## Working data
◇ ◇ ◇ ◇
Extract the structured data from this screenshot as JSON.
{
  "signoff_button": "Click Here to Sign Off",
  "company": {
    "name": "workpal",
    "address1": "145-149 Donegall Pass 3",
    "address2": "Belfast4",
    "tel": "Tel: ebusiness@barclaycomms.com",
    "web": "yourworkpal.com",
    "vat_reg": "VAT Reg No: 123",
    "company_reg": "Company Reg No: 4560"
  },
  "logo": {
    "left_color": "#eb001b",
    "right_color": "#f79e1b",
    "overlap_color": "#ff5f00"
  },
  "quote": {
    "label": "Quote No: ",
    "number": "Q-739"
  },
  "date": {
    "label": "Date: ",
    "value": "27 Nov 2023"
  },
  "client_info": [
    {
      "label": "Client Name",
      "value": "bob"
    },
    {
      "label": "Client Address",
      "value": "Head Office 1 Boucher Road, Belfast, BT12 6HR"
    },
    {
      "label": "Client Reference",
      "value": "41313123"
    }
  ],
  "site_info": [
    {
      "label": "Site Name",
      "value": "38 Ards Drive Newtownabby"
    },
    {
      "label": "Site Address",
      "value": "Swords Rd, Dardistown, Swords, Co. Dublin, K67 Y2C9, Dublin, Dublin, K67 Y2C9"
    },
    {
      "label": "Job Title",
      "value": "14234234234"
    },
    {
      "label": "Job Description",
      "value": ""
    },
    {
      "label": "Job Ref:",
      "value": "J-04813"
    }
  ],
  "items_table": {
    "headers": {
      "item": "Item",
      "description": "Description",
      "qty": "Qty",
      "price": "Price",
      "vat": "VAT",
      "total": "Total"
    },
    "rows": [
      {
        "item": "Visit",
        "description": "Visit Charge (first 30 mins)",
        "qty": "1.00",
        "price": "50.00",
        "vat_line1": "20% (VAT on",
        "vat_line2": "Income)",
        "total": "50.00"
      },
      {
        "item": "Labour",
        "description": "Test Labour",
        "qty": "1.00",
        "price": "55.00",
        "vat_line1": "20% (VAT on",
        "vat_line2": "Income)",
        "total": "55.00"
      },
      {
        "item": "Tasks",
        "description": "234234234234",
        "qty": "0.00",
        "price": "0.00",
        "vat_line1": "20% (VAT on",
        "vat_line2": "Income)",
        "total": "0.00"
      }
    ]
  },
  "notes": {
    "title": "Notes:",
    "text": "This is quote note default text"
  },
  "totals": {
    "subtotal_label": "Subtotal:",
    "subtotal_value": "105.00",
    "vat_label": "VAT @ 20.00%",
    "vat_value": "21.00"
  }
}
◇ ◇ ◇ ◇
## What the task requires
Return all the lines that contain the string "Visit".

## Solution to the exercise
        "item": "Visit",
        "description": "Visit Charge (first 30 mins)",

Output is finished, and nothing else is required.